**Exercices**
a: Mettez en anglais cette phrase de l'extrait sur le Musée de l'Homme : « Sans politique d’acquisition, donc sans matière première nouvelle, le musée a choisi de se focaliser sur l’idée plus que sur l’objet. »
b: Recopiez mot pour mot le passage de l'extrait sur le Musée de l'Homme qui commence à « Mais c’est paradoxalement » et se termine à « de lecture permis. ».

**Texte source**

--

Parallèlement, les professionnels de la conservation préventive et de la muséologie sont arrivés et ont mis en place de nouvelles méthodes. Sur le papier, ils ont permis aux chercheurs d’économiser le temps de la diffusion et de la conservation tout en professionnalisant ces pratiques. Pour certains, sans doute plus jaloux de leurs prérogatives, ces acteurs ont dénaturé le contact entre le chercheur et l’objet, brouillant un peu plus l’image du musée. Bon an mal an, la présence des chercheurs au sein du Musée de l’Homme a perdu de sa pertinence au long des années. Au terme de la grande crise des années 1990 (lire p. 10), qui s’est conclue par le traumatisant transfert des collections au Musée du quai Branly, les chercheurs sont repartis au siège du Muséum ou dans leur université d’origine, actant la fin du projet de Rivet.
Mais c’est paradoxalement depuis le Jardin des plantes qu’ils ont pris à nouveau part à l’activité du musée, en concevant aux côtés de l’équipe muséologique la « Galerie de l’Homme ». Sans politique d’acquisition, donc sans matière première nouvelle, le musée a choisi de se focaliser sur l’idée plus que sur l’objet. La participation des scientifiques se mesurera alors à la profondeur du propos et aux différents niveaux de lecture permis.

--

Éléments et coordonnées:
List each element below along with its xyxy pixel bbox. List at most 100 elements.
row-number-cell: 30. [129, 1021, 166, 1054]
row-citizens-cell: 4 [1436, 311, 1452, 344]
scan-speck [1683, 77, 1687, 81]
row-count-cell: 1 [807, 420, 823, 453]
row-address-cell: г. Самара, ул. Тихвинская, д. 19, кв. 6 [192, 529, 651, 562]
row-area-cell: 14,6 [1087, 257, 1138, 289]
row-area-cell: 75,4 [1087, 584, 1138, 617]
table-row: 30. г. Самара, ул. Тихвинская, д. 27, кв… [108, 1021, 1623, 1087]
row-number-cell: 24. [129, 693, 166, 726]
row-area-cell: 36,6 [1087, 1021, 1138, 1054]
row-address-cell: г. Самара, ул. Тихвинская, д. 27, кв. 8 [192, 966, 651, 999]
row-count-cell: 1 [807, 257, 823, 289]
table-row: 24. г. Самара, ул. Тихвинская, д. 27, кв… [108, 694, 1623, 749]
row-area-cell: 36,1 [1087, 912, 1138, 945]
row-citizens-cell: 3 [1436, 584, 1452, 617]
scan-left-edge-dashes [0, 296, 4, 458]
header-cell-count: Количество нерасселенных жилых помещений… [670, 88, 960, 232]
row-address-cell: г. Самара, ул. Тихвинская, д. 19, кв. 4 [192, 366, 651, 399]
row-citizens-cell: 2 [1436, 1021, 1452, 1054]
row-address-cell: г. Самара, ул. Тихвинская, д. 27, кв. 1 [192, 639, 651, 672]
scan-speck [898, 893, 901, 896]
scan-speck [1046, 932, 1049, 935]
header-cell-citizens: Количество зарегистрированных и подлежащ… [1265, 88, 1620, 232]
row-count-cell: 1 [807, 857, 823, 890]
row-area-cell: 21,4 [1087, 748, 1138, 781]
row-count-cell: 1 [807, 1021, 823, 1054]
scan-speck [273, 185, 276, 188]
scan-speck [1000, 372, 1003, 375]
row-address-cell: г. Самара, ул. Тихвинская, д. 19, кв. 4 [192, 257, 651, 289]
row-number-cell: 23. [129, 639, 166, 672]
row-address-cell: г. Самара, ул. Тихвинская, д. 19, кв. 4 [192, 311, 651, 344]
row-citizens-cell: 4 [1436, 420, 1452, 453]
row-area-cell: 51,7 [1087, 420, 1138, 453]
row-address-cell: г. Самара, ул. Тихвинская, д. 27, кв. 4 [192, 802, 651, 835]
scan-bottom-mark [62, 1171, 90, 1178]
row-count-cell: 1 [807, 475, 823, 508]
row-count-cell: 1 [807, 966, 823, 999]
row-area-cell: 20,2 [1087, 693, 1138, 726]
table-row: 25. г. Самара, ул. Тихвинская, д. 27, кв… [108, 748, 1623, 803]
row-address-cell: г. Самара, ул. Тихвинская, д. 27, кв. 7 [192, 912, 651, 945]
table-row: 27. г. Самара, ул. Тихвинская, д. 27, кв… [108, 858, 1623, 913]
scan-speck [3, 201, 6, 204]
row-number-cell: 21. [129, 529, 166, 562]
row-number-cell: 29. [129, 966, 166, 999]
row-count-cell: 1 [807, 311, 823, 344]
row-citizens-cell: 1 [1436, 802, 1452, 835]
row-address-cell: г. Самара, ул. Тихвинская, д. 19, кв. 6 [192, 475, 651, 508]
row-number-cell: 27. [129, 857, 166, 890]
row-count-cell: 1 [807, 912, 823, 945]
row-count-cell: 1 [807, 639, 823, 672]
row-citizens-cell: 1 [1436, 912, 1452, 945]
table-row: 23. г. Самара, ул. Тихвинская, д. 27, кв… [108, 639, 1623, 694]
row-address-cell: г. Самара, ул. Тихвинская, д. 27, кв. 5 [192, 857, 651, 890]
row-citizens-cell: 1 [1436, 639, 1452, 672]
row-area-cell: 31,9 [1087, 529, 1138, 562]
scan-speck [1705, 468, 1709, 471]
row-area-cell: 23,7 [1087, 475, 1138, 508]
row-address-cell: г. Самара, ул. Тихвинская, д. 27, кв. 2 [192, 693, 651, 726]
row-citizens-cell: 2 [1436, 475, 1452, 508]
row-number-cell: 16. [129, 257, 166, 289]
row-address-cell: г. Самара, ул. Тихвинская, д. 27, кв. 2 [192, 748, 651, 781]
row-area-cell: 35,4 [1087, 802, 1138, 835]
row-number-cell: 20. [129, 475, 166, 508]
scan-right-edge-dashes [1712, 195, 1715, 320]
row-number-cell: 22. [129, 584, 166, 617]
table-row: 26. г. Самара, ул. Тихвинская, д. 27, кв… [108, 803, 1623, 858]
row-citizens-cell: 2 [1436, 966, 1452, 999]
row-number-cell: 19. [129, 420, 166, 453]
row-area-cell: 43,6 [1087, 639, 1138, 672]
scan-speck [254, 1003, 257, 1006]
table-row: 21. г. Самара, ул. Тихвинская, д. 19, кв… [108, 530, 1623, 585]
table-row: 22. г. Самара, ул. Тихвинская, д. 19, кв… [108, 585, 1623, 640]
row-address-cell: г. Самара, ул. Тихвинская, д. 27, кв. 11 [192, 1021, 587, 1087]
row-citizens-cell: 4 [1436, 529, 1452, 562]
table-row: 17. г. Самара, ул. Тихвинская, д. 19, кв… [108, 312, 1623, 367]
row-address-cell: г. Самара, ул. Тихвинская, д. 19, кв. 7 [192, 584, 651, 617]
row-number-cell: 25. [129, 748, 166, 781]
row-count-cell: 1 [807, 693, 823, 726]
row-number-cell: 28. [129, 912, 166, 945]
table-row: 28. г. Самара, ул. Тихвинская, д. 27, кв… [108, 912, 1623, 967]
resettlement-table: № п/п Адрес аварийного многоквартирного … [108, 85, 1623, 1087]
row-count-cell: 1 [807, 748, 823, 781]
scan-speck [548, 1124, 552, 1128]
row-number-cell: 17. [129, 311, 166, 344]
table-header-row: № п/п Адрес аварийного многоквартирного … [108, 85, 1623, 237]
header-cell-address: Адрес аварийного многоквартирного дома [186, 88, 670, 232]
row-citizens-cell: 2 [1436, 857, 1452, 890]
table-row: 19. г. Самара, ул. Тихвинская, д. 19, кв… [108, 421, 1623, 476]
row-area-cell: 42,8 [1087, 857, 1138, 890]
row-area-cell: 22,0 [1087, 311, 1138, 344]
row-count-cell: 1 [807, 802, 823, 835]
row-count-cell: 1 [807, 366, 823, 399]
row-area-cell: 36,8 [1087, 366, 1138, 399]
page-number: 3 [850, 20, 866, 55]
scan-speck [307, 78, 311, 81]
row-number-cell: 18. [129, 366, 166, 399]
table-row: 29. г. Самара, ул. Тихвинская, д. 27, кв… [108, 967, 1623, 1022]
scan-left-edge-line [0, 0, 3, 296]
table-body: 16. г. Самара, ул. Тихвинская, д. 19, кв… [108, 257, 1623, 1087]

--

**Corrigés**
a: With no acquisition policy, and therefore no new raw material, the museum chose to focus on the idea rather than on the object.

b:
Mais c’est paradoxalement depuis le Jardin des plantes qu’ils ont pris à nouveau part à l’activité du musée, en concevant aux côtés de l’équipe muséologique la « Galerie de l’Homme ». Sans politique d’acquisition, donc sans matière première nouvelle, le musée a choisi de se focaliser sur l’idée plus que sur l’objet. La participation des scientifiques se mesurera alors à la profondeur du propos et aux différents niveaux de lecture permis.